**GOAL**
Print the entries below in their entirety, exactly as they are written.

+ + + + + + +

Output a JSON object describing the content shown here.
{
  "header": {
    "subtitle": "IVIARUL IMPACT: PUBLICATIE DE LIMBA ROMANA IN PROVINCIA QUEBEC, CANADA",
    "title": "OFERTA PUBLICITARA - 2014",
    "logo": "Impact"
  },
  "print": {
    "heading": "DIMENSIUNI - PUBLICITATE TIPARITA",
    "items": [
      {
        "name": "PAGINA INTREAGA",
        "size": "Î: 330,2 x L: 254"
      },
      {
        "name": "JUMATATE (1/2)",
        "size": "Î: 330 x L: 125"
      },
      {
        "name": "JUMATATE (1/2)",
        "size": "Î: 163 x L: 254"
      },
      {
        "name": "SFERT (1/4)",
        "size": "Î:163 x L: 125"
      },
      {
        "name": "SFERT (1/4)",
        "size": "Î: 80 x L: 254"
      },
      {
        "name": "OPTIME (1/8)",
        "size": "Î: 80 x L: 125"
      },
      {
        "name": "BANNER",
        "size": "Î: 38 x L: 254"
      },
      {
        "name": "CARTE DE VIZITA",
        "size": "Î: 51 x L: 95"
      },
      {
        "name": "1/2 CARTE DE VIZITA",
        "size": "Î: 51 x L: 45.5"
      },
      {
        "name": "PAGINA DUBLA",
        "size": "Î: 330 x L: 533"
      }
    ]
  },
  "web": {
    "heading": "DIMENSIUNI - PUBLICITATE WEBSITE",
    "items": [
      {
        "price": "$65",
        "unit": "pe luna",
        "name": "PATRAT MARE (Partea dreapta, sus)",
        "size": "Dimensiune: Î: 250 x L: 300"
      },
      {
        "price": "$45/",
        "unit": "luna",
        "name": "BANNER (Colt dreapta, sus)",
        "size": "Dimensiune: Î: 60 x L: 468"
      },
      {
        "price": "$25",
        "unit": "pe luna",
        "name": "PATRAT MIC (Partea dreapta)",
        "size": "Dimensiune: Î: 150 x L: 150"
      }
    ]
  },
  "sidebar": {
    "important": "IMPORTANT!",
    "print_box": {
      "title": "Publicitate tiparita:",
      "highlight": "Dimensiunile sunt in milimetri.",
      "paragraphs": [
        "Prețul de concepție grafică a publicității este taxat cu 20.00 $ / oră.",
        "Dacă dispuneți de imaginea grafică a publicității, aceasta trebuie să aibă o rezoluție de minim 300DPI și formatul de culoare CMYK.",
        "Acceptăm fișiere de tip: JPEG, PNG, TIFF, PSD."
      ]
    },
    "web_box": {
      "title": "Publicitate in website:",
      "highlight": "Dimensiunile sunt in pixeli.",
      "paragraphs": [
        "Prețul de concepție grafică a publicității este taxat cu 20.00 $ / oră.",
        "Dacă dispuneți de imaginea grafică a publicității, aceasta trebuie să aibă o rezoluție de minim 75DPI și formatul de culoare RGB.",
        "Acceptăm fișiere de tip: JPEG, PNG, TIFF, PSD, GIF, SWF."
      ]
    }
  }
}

+ + + + + + +

**SOLUTION**
Output a JSON object describing the content shown here.
{
  "header": {
    "subtitle": "IVIARUL IMPACT: PUBLICATIE DE LIMBA ROMANA IN PROVINCIA QUEBEC, CANADA",
    "title": "OFERTA PUBLICITARA - 2014",
    "logo": "Impact"
  },
  "print": {
    "heading": "DIMENSIUNI - PUBLICITATE TIPARITA",
    "items": [
      {
        "name": "PAGINA INTREAGA",
        "size": "Î: 330,2 x L: 254"
      },
      {
        "name": "JUMATATE (1/2)",
        "size": "Î: 330 x L: 125"
      },
      {
        "name": "JUMATATE (1/2)",
        "size": "Î: 163 x L: 254"
      },
      {
        "name": "SFERT (1/4)",
        "size": "Î:163 x L: 125"
      },
      {
        "name": "SFERT (1/4)",
        "size": "Î: 80 x L: 254"
      },
      {
        "name": "OPTIME (1/8)",
        "size": "Î: 80 x L: 125"
      },
      {
        "name": "BANNER",
        "size": "Î: 38 x L: 254"
      },
      {
        "name": "CARTE DE VIZITA",
        "size": "Î: 51 x L: 95"
      },
      {
        "name": "1/2 CARTE DE VIZITA",
        "size": "Î: 51 x L: 45.5"
      },
      {
        "name": "PAGINA DUBLA",
        "size": "Î: 330 x L: 533"
      }
    ]
  },
  "web": {
    "heading": "DIMENSIUNI - PUBLICITATE WEBSITE",
    "items": [
      {
        "price": "$65",
        "unit": "pe luna",
        "name": "PATRAT MARE (Partea dreapta, sus)",
        "size": "Dimensiune: Î: 250 x L: 300"
      },
      {
        "price": "$45/",
        "unit": "luna",
        "name": "BANNER (Colt dreapta, sus)",
        "size": "Dimensiune: Î: 60 x L: 468"
      },
      {
        "price": "$25",
        "unit": "pe luna",
        "name": "PATRAT MIC (Partea dreapta)",
        "size": "Dimensiune: Î: 150 x L: 150"
      }
    ]
  },
  "sidebar": {
    "important": "IMPORTANT!",
    "print_box": {
      "title": "Publicitate tiparita:",
      "highlight": "Dimensiunile sunt in milimetri.",
      "paragraphs": [
        "Prețul de concepție grafică a publicității este taxat cu 20.00 $ / oră.",
        "Dacă dispuneți de imaginea grafică a publicității, aceasta trebuie să aibă o rezoluție de minim 300DPI și formatul de culoare CMYK.",
        "Acceptăm fișiere de tip: JPEG, PNG, TIFF, PSD."
      ]
    },
    "web_box": {
      "title": "Publicitate in website:",
      "highlight": "Dimensiunile sunt in pixeli.",
      "paragraphs": [
        "Prețul de concepție grafică a publicității este taxat cu 20.00 $ / oră.",
        "Dacă dispuneți de imaginea grafică a publicității, aceasta trebuie să aibă o rezoluție de minim 75DPI și formatul de culoare RGB.",
        "Acceptăm fișiere de tip: JPEG, PNG, TIFF, PSD, GIF, SWF."
      ]
    }
  }
}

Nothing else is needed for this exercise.